Ao comemorar vitória sobre oposição, Marun cantou Tudo está no seu lugar., mas talvez nem tudo esteja
“O deputado federal Carlos Marun (PMDB-MS), relator da CPI mista da JBS e defensor de primeira hora do presidente Michel Temer, está sendo processado por improbidade administrativa quando era presidente da Agência de Habitação Popular de Mato Grosso do Sul (Agehab). Em denúncia do Ministério Público Estadual, aceita pela Justiça, Marun é acusado, com outros 13 réus, de causar lesão ao erário em valores estimados em R$ 16,6 milhões.”
O parágrafo acima não foi escrito pelo autor deste texto, mas tem as credenciais de qualidade e veracidade do repórter Luiz Maklouf de Carvalho. E o aval, dado em 26 de setembro de 2017 por este Estado mais que centenário, cuja credibilidade foi amealhada mercê de suas lutas contra a escravidão, pela República, pela Constituição em 1932, contra o Estado Novo e contra a ditadura militar, que ajudou a deflagrar. Lá se vão 72 dias desde então e ela pode ser reproduzida praticamente na íntegra. A única substituição a fazer é a do cargo do parlamentar. Nestes primeiros dias da semana ele encerra o serviço que faz para o chefe Temer para desacreditar o trabalho nada defensável de Rodrigo Janot na tentativa de investigar o presidente. Sem, evidentemente, convencer ninguém de que o chefe do governo tem razão em proclamar a própria inocência na conversa que manteve com o réprobo Joesley Batista, da JBS, no porão do Palácio do Jaburu. O encontro só ocorreu por ter este berrado o codinome Rodrigo, prenome do então estafeta de confiança do presidente, que trocaria logo depois o gabinete do Palácio do Planalto pelo próprio lar no qual cumpre prisão domiciliar por haver sido filmado correndo com uma mala na qual foram encontrados R$ 35 mil a menos que os proclamados R$ 500 mil, depois também devolvidos ao dono desconhecido, que nunca surgiu para recolher a bufunfa e depositá-la num banco, sempre depois, como sói acontecer com correntistas normais, de justificar e provar a origem. Trata-se de Rodrigo Rocha Loures, deputado afastado após haver protagonizado a piada pronta: o cenário do vídeo é a Pizzaria Camelo, confirmando o ditado popular de que neste país malfeitos tendem a terminar em pizza.

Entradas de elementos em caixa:

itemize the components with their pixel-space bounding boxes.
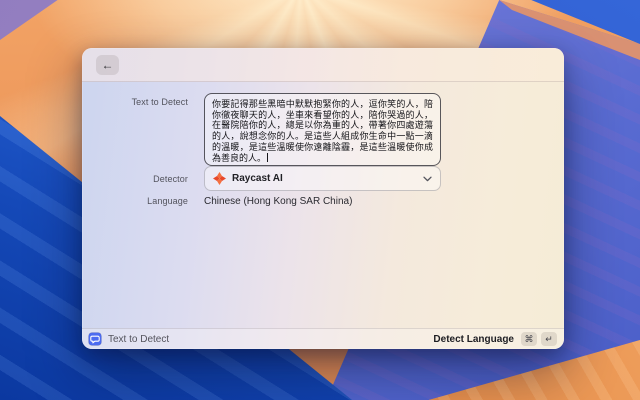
command-name: Text to Detect (108, 334, 169, 345)
back-arrow-icon: ← (102, 58, 114, 72)
detector-row: Detector Raycast AI (82, 166, 564, 191)
detect-language-label: Detect Language (433, 334, 514, 345)
raycast-ai-sparkle-icon (213, 172, 226, 185)
command-key-icon: ⌘ (521, 332, 537, 346)
return-key-icon: ↵ (541, 332, 557, 346)
language-row: Language Chinese (Hong Kong SAR China) (82, 191, 564, 209)
text-caret (267, 153, 268, 162)
text-to-detect-value: 你要記得那些黑暗中默默抱緊你的人，逗你笑的人，陪你徹夜聊天的人，坐車來看望你的人… (212, 99, 433, 163)
text-to-detect-row: Text to Detect 你要記得那些黑暗中默默抱緊你的人，逗你笑的人，陪你… (82, 93, 564, 166)
detector-label: Detector (82, 174, 188, 184)
chat-bubble-icon (88, 332, 102, 346)
text-to-detect-input[interactable]: 你要記得那些黑暗中默默抱緊你的人，逗你笑的人，陪你徹夜聊天的人，坐車來看望你的人… (204, 93, 441, 166)
chevron-down-icon (423, 176, 432, 182)
back-button[interactable]: ← (96, 55, 119, 75)
command-info: Text to Detect (88, 332, 433, 346)
window-footer: Text to Detect Detect Language ⌘ ↵ (82, 328, 564, 349)
language-value: Chinese (Hong Kong SAR China) (204, 196, 352, 207)
raycast-window: ← Text to Detect 你要記得那些黑暗中默默抱緊你的人，逗你笑的人，… (82, 48, 564, 349)
detector-dropdown[interactable]: Raycast AI (204, 166, 441, 191)
text-to-detect-label: Text to Detect (82, 93, 188, 166)
form: Text to Detect 你要記得那些黑暗中默默抱緊你的人，逗你笑的人，陪你… (82, 82, 564, 209)
language-label: Language (82, 196, 188, 206)
screen: ← Text to Detect 你要記得那些黑暗中默默抱緊你的人，逗你笑的人，… (0, 0, 640, 400)
window-header: ← (82, 48, 564, 82)
detect-language-button[interactable]: Detect Language ⌘ ↵ (433, 332, 557, 346)
detector-value: Raycast AI (232, 173, 417, 184)
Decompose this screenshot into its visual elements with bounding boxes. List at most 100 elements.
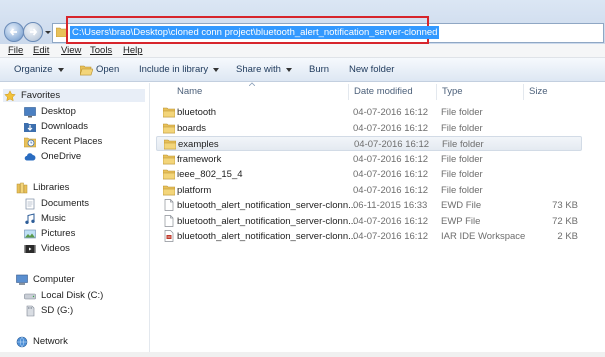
file-size: 73 KB bbox=[552, 200, 578, 211]
nav-videos[interactable]: Videos bbox=[24, 243, 70, 255]
nav-sd-g[interactable]: SD (G:) bbox=[24, 305, 73, 317]
cloud-icon bbox=[24, 153, 36, 161]
menu-tools[interactable]: Tools bbox=[90, 45, 112, 57]
file-name: bluetooth bbox=[177, 107, 217, 118]
nav-desktop[interactable]: Desktop bbox=[24, 106, 76, 118]
file-name: platform bbox=[177, 184, 212, 196]
column-header-date-modified[interactable]: Date modified bbox=[354, 86, 413, 97]
file-type: EWP File bbox=[441, 215, 481, 227]
music-icon bbox=[25, 213, 35, 224]
file-row[interactable]: platform 04-07-2016 16:12 File folder bbox=[156, 183, 582, 198]
menu-bar: File Edit View Tools Help bbox=[0, 44, 605, 58]
folder-icon bbox=[164, 139, 176, 150]
column-separator[interactable] bbox=[523, 84, 524, 100]
new-folder-button[interactable]: New folder bbox=[349, 64, 394, 76]
address-path-text[interactable]: C:\Users\brao\Desktop\cloned conn projec… bbox=[70, 26, 440, 39]
workspace-icon bbox=[164, 230, 174, 242]
file-type: File folder bbox=[441, 107, 483, 118]
nav-favorites[interactable]: Favorites bbox=[4, 90, 60, 102]
file-row[interactable]: examples 04-07-2016 16:12 File folder bbox=[156, 136, 582, 151]
file-type: EWD File bbox=[441, 200, 482, 211]
sd-card-icon bbox=[26, 305, 35, 317]
open-folder-icon bbox=[80, 65, 93, 75]
nav-onedrive[interactable]: OneDrive bbox=[24, 151, 81, 163]
downloads-icon bbox=[24, 123, 36, 132]
file-icon bbox=[164, 199, 174, 211]
file-type: File folder bbox=[441, 169, 483, 180]
share-with-button[interactable]: Share with bbox=[236, 64, 292, 76]
nav-computer[interactable]: Computer bbox=[16, 274, 75, 286]
file-name: bluetooth_alert_notification_server-clon… bbox=[177, 200, 357, 211]
nav-recent-places[interactable]: Recent Places bbox=[24, 136, 102, 148]
file-icon bbox=[164, 214, 174, 227]
column-header-type[interactable]: Type bbox=[442, 86, 463, 97]
file-name: framework bbox=[177, 153, 222, 165]
nav-pictures[interactable]: Pictures bbox=[24, 228, 75, 240]
nav-network[interactable]: Network bbox=[16, 336, 68, 348]
libraries-icon bbox=[16, 182, 28, 194]
folder-icon bbox=[163, 123, 175, 133]
file-row[interactable]: bluetooth_alert_notification_server-clon… bbox=[156, 214, 582, 229]
arrow-left-icon bbox=[9, 28, 17, 36]
file-size: 72 KB bbox=[552, 215, 578, 227]
file-name: bluetooth_alert_notification_server-clon… bbox=[177, 231, 357, 242]
column-separator[interactable] bbox=[436, 84, 437, 100]
file-row[interactable]: bluetooth_alert_notification_server-clon… bbox=[156, 229, 582, 244]
star-icon bbox=[4, 90, 16, 102]
nav-libraries[interactable]: Libraries bbox=[16, 182, 69, 194]
organize-button[interactable]: Organize bbox=[14, 64, 64, 76]
nav-music[interactable]: Music bbox=[24, 213, 66, 225]
back-button[interactable] bbox=[4, 22, 24, 42]
include-in-library-button[interactable]: Include in library bbox=[139, 64, 220, 76]
caret-down-icon bbox=[213, 68, 220, 72]
recent-pages-dropdown-icon[interactable] bbox=[44, 28, 52, 36]
file-date-modified: 04-07-2016 16:12 bbox=[353, 107, 429, 118]
documents-icon bbox=[25, 198, 35, 210]
caret-down-icon bbox=[285, 68, 292, 72]
file-date-modified: 04-07-2016 16:12 bbox=[354, 139, 430, 150]
column-header-name[interactable]: Name bbox=[177, 86, 202, 97]
nav-documents[interactable]: Documents bbox=[24, 198, 89, 210]
file-row[interactable]: bluetooth 04-07-2016 16:12 File folder bbox=[156, 105, 582, 120]
file-date-modified: 06-11-2015 16:33 bbox=[353, 200, 428, 211]
menu-view[interactable]: View bbox=[61, 45, 81, 57]
file-name: bluetooth_alert_notification_server-clon… bbox=[177, 215, 357, 227]
file-date-modified: 04-07-2016 16:12 bbox=[353, 215, 429, 227]
column-header-size[interactable]: Size bbox=[529, 86, 547, 97]
videos-icon bbox=[24, 245, 36, 253]
file-row[interactable]: ieee_802_15_4 04-07-2016 16:12 File folder bbox=[156, 167, 582, 182]
menu-file[interactable]: File bbox=[8, 45, 23, 57]
file-date-modified: 04-07-2016 16:12 bbox=[353, 122, 429, 134]
drive-icon bbox=[24, 293, 36, 300]
file-type: File folder bbox=[441, 122, 483, 134]
nav-downloads[interactable]: Downloads bbox=[24, 121, 88, 133]
open-button[interactable]: Open bbox=[80, 64, 119, 76]
nav-local-disk-c[interactable]: Local Disk (C:) bbox=[24, 290, 103, 302]
file-row[interactable]: bluetooth_alert_notification_server-clon… bbox=[156, 198, 582, 213]
file-row[interactable]: boards 04-07-2016 16:12 File folder bbox=[156, 121, 582, 136]
folder-icon bbox=[163, 169, 175, 180]
desktop-icon bbox=[24, 107, 36, 118]
network-icon bbox=[16, 336, 28, 348]
file-row[interactable]: framework 04-07-2016 16:12 File folder bbox=[156, 152, 582, 167]
file-date-modified: 04-07-2016 16:12 bbox=[353, 169, 429, 180]
sort-caret-icon bbox=[249, 82, 255, 86]
column-separator[interactable] bbox=[348, 84, 349, 100]
file-date-modified: 04-07-2016 16:12 bbox=[353, 184, 429, 196]
file-date-modified: 04-07-2016 16:12 bbox=[353, 231, 429, 242]
file-name: boards bbox=[177, 122, 207, 134]
menu-edit[interactable]: Edit bbox=[33, 45, 49, 57]
forward-button[interactable] bbox=[23, 22, 43, 42]
file-type: File folder bbox=[442, 139, 484, 150]
folder-icon bbox=[163, 154, 175, 164]
file-name: examples bbox=[178, 139, 219, 150]
burn-button[interactable]: Burn bbox=[309, 64, 329, 76]
caret-down-icon bbox=[57, 68, 64, 72]
computer-icon bbox=[16, 274, 28, 285]
file-type: IAR IDE Workspace bbox=[441, 231, 526, 242]
menu-help[interactable]: Help bbox=[123, 45, 143, 57]
file-name: ieee_802_15_4 bbox=[177, 169, 243, 180]
file-type: File folder bbox=[441, 184, 483, 196]
command-bar: Organize Open Include in library Share w… bbox=[0, 58, 605, 82]
folder-icon bbox=[163, 107, 175, 118]
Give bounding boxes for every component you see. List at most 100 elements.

Exercícios propostos
1/ Duplique, nos registros, o trecho que se inicia na linha que contém "command-name: Text to" e se encerra na linha que contém "back-button[interactable]: ← (96, 55, 119, 75)".
2/ Dê continuidade ao texto sobre o deputado Carlos Marun a partir do ponto em que ele termina.
O texto e os registros não guardam relação entre si.

Exercícios resolvidos
1/
command-name: Text to Detect (108, 334, 169, 345)
back-arrow-icon: ← (102, 58, 114, 72)
detector-row: Detector Raycast AI (82, 166, 564, 191)
detect-language-label: Detect Language (433, 334, 514, 345)
raycast-ai-sparkle-icon (213, 172, 226, 185)
command-key-icon: ⌘ (521, 332, 537, 346)
return-key-icon: ↵ (541, 332, 557, 346)
language-row: Language Chinese (Hong Kong SAR China) (82, 191, 564, 209)
text-caret (267, 153, 268, 162)
text-to-detect-value: 你要記得那些黑暗中默默抱緊你的人，逗你笑的人，陪你徹夜聊天的人，坐車來看望你的人… (212, 99, 433, 163)
text-to-detect-row: Text to Detect 你要記得那些黑暗中默默抱緊你的人，逗你笑的人，陪你… (82, 93, 564, 166)
detector-label: Detector (82, 174, 188, 184)
chat-bubble-icon (88, 332, 102, 346)
text-to-detect-input[interactable]: 你要記得那些黑暗中默默抱緊你的人，逗你笑的人，陪你徹夜聊天的人，坐車來看望你的人… (204, 93, 441, 166)
chevron-down-icon (423, 176, 432, 182)
back-button[interactable]: ← (96, 55, 119, 75)

2/
Concluída a tarefa inglória, o ex-presidente da Agehab de Mato Grosso do Sul dedicar-se-á à outra, talvez mais árdua: articular o eufemismo dos eufemismos, de preferência pronunciado entre mesóclises e apodos, a dita base do governo. Sua missão será garantir os três quintos – 308 dos 513 votos de deputados federais e 47 dos 81 senadores – para aprovar a reforma da Previdência. Ou seja, lá o que for que esta tenha virado depois de devidamente pasteurizada por providências atenuadoras patrocinadas pelo relator Arthur Maia, sob a vigilância do chefe-mor e a débil aprovação de Henrique Meirelles.
O réu por improbidade administrativa vai realizar o sonho de consumo dos colegas que pertencem ao soit-disant Centrão, que, em troca de sua fidelidade canina, farão tudo o que o mestre desejar para minorar no que for possível o enorme sacrifício a ser feito pelo contribuinte para bancar mais uma vez, com a ajuda do alarido da esquerda que perde, mas não desanima, o déficit previdenciário nas contas públicas. Ele comandará o ambicionado gabinete onde se articulam as relações ditas institucionais (nem sempre confessáveis, ainda que se tornem públicas) do Poder Executivo com o Legislativo. Quando a chefia da Casa Civil era ocupada no primeiro governo Lula pelo comissário José Dirceu, o encarregado da tarefa era Valdomiro Diniz, flagrado em vídeo achacando o bicheiro goiano Carlinhos Cachoeira. Este foi condenado. E Dirceu também, embora goze no momento do privilégio de sambar de tornozeleira na mansão em que se diverte com a mulher e a filha enquanto cumpre pena por furto qualificado. Valdomiro perdeu o poder, o cargo e a fama, mas desliza sorrateiramente pelo anonimato nas quadras de Brasília.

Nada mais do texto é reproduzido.